Given information:
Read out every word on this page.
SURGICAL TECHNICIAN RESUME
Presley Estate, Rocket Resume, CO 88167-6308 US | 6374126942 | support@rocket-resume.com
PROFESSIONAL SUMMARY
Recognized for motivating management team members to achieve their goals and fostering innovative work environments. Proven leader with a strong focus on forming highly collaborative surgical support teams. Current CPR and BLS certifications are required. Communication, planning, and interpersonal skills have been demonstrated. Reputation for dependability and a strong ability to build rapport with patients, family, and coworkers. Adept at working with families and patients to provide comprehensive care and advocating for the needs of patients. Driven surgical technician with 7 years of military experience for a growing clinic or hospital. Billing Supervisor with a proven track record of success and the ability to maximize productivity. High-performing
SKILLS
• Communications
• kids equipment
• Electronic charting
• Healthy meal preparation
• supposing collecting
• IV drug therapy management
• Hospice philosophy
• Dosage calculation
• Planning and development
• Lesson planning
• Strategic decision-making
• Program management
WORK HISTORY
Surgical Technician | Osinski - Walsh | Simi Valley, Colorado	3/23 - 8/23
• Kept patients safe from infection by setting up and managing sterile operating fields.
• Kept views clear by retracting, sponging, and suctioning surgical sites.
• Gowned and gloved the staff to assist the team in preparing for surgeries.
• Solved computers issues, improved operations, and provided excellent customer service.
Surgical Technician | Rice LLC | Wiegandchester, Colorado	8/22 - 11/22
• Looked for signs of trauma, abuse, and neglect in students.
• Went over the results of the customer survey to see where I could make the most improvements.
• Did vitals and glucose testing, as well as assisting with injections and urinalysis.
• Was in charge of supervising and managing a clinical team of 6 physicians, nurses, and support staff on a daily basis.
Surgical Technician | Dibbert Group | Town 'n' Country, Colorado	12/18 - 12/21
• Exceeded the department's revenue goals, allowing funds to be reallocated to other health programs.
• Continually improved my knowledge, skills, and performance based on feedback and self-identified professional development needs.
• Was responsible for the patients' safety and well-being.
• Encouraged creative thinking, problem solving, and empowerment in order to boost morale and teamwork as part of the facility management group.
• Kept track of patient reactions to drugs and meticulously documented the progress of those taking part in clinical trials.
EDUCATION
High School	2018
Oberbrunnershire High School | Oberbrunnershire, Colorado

Task brief: Copy the entries above exactly, so that each line matches the original.

Output for this exercise:
Read out every word on this page.
SURGICAL TECHNICIAN RESUME
Presley Estate, Rocket Resume, CO 88167-6308 US | 6374126942 | support@rocket-resume.com
PROFESSIONAL SUMMARY
Recognized for motivating management team members to achieve their goals and fostering innovative work environments. Proven leader with a strong focus on forming highly collaborative surgical support teams. Current CPR and BLS certifications are required. Communication, planning, and interpersonal skills have been demonstrated. Reputation for dependability and a strong ability to build rapport with patients, family, and coworkers. Adept at working with families and patients to provide comprehensive care and advocating for the needs of patients. Driven surgical technician with 7 years of military experience for a growing clinic or hospital. Billing Supervisor with a proven track record of success and the ability to maximize productivity. High-performing
SKILLS
• Communications
• kids equipment
• Electronic charting
• Healthy meal preparation
• supposing collecting
• IV drug therapy management
• Hospice philosophy
• Dosage calculation
• Planning and development
• Lesson planning
• Strategic decision-making
• Program management
WORK HISTORY
Surgical Technician | Osinski - Walsh | Simi Valley, Colorado	3/23 - 8/23
• Kept patients safe from infection by setting up and managing sterile operating fields.
• Kept views clear by retracting, sponging, and suctioning surgical sites.
• Gowned and gloved the staff to assist the team in preparing for surgeries.
• Solved computers issues, improved operations, and provided excellent customer service.
Surgical Technician | Rice LLC | Wiegandchester, Colorado	8/22 - 11/22
• Looked for signs of trauma, abuse, and neglect in students.
• Went over the results of the customer survey to see where I could make the most improvements.
• Did vitals and glucose testing, as well as assisting with injections and urinalysis.
• Was in charge of supervising and managing a clinical team of 6 physicians, nurses, and support staff on a daily basis.
Surgical Technician | Dibbert Group | Town 'n' Country, Colorado	12/18 - 12/21
• Exceeded the department's revenue goals, allowing funds to be reallocated to other health programs.
• Continually improved my knowledge, skills, and performance based on feedback and self-identified professional development needs.
• Was responsible for the patients' safety and well-being.
• Encouraged creative thinking, problem solving, and empowerment in order to boost morale and teamwork as part of the facility management group.
• Kept track of patient reactions to drugs and meticulously documented the progress of those taking part in clinical trials.
EDUCATION
High School	2018
Oberbrunnershire High School | Oberbrunnershire, Colorado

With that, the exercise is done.